_TO DO:_ Below is a block of records; repeat each one exactly.

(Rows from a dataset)
====================
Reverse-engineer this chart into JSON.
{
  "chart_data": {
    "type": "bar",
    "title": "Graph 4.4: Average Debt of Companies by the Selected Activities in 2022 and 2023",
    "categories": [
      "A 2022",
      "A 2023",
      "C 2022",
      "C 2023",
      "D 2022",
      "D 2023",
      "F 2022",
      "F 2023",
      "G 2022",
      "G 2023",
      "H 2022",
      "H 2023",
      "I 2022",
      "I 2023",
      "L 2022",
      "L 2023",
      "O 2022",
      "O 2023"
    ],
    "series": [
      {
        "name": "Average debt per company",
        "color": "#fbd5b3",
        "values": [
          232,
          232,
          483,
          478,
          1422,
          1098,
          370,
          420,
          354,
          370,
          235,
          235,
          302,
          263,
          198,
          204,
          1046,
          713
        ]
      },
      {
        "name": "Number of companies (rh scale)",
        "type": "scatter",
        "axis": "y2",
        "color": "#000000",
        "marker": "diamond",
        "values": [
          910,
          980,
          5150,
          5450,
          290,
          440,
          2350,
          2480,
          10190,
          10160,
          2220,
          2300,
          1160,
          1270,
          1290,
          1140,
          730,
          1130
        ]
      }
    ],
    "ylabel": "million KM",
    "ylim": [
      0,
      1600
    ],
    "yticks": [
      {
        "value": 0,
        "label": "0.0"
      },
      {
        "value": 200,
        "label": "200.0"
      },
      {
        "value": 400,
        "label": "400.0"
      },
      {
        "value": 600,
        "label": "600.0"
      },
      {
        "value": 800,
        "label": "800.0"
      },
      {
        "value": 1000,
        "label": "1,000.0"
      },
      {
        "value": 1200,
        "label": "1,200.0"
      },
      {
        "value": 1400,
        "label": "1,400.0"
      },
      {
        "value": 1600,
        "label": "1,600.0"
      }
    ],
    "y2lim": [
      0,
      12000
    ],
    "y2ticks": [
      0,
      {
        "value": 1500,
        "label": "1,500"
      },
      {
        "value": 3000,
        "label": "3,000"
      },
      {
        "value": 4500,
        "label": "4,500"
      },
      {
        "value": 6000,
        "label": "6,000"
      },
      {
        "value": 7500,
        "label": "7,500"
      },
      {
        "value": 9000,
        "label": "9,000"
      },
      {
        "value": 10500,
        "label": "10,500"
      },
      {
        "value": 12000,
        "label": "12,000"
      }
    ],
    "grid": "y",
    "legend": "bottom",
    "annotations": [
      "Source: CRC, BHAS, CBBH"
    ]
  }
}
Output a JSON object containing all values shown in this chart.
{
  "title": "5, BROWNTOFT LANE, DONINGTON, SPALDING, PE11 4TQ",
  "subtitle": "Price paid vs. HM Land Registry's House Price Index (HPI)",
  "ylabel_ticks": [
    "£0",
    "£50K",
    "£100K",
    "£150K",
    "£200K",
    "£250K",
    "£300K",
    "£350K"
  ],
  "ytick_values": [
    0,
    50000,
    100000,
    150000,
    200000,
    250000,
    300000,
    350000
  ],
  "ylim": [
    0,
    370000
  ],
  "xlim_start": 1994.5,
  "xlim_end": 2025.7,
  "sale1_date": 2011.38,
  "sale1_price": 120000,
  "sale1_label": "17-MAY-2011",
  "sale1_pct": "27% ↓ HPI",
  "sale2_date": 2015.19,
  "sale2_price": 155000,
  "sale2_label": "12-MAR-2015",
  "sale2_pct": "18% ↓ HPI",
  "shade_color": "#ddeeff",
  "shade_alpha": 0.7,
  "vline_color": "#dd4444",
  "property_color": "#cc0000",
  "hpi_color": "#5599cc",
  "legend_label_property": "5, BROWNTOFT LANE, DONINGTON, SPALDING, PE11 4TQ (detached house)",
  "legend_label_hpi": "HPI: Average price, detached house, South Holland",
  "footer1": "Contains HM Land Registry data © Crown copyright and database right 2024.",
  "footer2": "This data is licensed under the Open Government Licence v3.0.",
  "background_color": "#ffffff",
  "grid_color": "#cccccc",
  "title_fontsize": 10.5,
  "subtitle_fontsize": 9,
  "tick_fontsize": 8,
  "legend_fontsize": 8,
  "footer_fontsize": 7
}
====================
_ANSWER BELOW:_
Reverse-engineer this chart into JSON.
{
  "chart_data": {
    "type": "bar",
    "title": "Graph 4.4: Average Debt of Companies by the Selected Activities in 2022 and 2023",
    "categories": [
      "A 2022",
      "A 2023",
      "C 2022",
      "C 2023",
      "D 2022",
      "D 2023",
      "F 2022",
      "F 2023",
      "G 2022",
      "G 2023",
      "H 2022",
      "H 2023",
      "I 2022",
      "I 2023",
      "L 2022",
      "L 2023",
      "O 2022",
      "O 2023"
    ],
    "series": [
      {
        "name": "Average debt per company",
        "color": "#fbd5b3",
        "values": [
          232,
          232,
          483,
          478,
          1422,
          1098,
          370,
          420,
          354,
          370,
          235,
          235,
          302,
          263,
          198,
          204,
          1046,
          713
        ]
      },
      {
        "name": "Number of companies (rh scale)",
        "type": "scatter",
        "axis": "y2",
        "color": "#000000",
        "marker": "diamond",
        "values": [
          910,
          980,
          5150,
          5450,
          290,
          440,
          2350,
          2480,
          10190,
          10160,
          2220,
          2300,
          1160,
          1270,
          1290,
          1140,
          730,
          1130
        ]
      }
    ],
    "ylabel": "million KM",
    "ylim": [
      0,
      1600
    ],
    "yticks": [
      {
        "value": 0,
        "label": "0.0"
      },
      {
        "value": 200,
        "label": "200.0"
      },
      {
        "value": 400,
        "label": "400.0"
      },
      {
        "value": 600,
        "label": "600.0"
      },
      {
        "value": 800,
        "label": "800.0"
      },
      {
        "value": 1000,
        "label": "1,000.0"
      },
      {
        "value": 1200,
        "label": "1,200.0"
      },
      {
        "value": 1400,
        "label": "1,400.0"
      },
      {
        "value": 1600,
        "label": "1,600.0"
      }
    ],
    "y2lim": [
      0,
      12000
    ],
    "y2ticks": [
      0,
      {
        "value": 1500,
        "label": "1,500"
      },
      {
        "value": 3000,
        "label": "3,000"
      },
      {
        "value": 4500,
        "label": "4,500"
      },
      {
        "value": 6000,
        "label": "6,000"
      },
      {
        "value": 7500,
        "label": "7,500"
      },
      {
        "value": 9000,
        "label": "9,000"
      },
      {
        "value": 10500,
        "label": "10,500"
      },
      {
        "value": 12000,
        "label": "12,000"
      }
    ],
    "grid": "y",
    "legend": "bottom",
    "annotations": [
      "Source: CRC, BHAS, CBBH"
    ]
  }
}
Output a JSON object containing all values shown in this chart.
{
  "title": "5, BROWNTOFT LANE, DONINGTON, SPALDING, PE11 4TQ",
  "subtitle": "Price paid vs. HM Land Registry's House Price Index (HPI)",
  "ylabel_ticks": [
    "£0",
    "£50K",
    "£100K",
    "£150K",
    "£200K",
    "£250K",
    "£300K",
    "£350K"
  ],
  "ytick_values": [
    0,
    50000,
    100000,
    150000,
    200000,
    250000,
    300000,
    350000
  ],
  "ylim": [
    0,
    370000
  ],
  "xlim_start": 1994.5,
  "xlim_end": 2025.7,
  "sale1_date": 2011.38,
  "sale1_price": 120000,
  "sale1_label": "17-MAY-2011",
  "sale1_pct": "27% ↓ HPI",
  "sale2_date": 2015.19,
  "sale2_price": 155000,
  "sale2_label": "12-MAR-2015",
  "sale2_pct": "18% ↓ HPI",
  "shade_color": "#ddeeff",
  "shade_alpha": 0.7,
  "vline_color": "#dd4444",
  "property_color": "#cc0000",
  "hpi_color": "#5599cc",
  "legend_label_property": "5, BROWNTOFT LANE, DONINGTON, SPALDING, PE11 4TQ (detached house)",
  "legend_label_hpi": "HPI: Average price, detached house, South Holland",
  "footer1": "Contains HM Land Registry data © Crown copyright and database right 2024.",
  "footer2": "This data is licensed under the Open Government Licence v3.0.",
  "background_color": "#ffffff",
  "grid_color": "#cccccc",
  "title_fontsize": 10.5,
  "subtitle_fontsize": 9,
  "tick_fontsize": 8,
  "legend_fontsize": 8,
  "footer_fontsize": 7
}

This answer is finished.